[Data entries]
***
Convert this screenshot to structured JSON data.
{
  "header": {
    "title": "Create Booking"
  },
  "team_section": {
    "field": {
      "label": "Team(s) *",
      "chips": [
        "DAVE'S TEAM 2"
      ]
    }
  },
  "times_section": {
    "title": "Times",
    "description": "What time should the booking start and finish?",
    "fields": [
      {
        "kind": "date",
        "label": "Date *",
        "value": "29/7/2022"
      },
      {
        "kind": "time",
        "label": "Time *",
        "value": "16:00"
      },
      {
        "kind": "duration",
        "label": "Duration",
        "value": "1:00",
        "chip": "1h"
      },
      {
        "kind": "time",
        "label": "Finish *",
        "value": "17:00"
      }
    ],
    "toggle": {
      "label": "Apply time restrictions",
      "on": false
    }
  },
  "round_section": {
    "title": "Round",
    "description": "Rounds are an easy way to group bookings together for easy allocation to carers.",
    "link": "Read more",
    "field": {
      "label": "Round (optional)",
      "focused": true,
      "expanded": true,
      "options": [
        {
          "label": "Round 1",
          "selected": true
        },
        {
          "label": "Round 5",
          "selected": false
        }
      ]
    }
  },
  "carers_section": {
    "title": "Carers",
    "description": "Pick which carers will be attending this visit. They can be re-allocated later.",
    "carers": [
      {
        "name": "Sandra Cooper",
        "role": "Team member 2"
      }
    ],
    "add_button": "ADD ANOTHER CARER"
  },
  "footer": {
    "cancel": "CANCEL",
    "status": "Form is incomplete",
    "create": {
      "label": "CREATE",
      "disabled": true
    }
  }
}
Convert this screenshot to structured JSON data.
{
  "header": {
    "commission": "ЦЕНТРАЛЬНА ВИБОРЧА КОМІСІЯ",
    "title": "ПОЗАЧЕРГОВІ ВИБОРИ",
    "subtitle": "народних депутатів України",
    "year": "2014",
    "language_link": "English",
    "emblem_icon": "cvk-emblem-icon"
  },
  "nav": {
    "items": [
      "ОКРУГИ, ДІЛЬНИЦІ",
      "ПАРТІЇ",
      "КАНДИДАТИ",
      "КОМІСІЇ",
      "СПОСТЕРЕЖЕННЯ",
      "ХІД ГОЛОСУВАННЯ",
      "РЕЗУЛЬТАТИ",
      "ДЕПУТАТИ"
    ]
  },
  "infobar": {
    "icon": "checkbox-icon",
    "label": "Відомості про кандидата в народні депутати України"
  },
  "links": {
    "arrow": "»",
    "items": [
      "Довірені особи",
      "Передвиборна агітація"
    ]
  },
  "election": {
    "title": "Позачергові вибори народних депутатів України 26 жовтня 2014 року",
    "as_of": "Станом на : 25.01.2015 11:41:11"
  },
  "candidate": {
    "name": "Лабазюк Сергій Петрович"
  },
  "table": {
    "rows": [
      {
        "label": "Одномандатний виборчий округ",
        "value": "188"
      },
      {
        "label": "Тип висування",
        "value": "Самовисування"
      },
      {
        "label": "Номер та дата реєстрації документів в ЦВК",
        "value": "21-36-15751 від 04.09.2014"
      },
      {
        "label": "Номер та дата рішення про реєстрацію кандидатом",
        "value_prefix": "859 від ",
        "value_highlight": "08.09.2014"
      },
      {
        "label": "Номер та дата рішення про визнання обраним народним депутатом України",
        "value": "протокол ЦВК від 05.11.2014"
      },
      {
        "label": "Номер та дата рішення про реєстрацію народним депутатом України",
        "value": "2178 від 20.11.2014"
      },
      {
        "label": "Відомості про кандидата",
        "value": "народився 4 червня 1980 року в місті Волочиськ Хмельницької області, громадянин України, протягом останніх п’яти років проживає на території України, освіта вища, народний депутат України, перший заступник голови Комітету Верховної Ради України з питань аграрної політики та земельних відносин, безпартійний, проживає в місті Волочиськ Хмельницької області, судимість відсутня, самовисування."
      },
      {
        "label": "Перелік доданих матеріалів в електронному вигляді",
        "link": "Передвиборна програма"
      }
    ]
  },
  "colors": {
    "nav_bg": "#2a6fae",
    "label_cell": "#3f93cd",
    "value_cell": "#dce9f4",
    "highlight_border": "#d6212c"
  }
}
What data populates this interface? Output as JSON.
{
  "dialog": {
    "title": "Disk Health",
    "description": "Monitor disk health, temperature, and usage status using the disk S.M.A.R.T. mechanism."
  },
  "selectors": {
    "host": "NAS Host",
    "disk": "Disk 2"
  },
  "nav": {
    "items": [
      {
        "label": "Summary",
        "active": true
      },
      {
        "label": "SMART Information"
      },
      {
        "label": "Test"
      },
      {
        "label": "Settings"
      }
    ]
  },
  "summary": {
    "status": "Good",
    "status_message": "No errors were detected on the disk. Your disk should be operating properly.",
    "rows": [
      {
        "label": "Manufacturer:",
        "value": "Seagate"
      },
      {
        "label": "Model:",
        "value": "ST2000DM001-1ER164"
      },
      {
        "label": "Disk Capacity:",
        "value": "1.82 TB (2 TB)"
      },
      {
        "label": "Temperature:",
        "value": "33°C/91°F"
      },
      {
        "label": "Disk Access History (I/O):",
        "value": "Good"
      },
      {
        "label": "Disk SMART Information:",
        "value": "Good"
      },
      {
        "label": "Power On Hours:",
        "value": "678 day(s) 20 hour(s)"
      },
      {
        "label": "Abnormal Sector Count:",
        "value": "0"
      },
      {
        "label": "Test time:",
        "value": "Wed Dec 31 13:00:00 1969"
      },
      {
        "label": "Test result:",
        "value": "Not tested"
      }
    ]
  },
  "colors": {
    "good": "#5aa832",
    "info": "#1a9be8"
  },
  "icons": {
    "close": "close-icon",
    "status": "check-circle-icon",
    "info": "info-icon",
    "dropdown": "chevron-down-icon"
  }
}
***
== WORK REQUIRED ==
Using the listing above, locate the lines that hold "Номер" and copy each one.

== OUTPUT OF THE EXERCISE ==
        "label": "Номер та дата реєстрації документів в ЦВК",
        "label": "Номер та дата рішення про реєстрацію кандидатом",
        "label": "Номер та дата рішення про визнання обраним народним депутатом України",
        "label": "Номер та дата рішення про реєстрацію народним депутатом України",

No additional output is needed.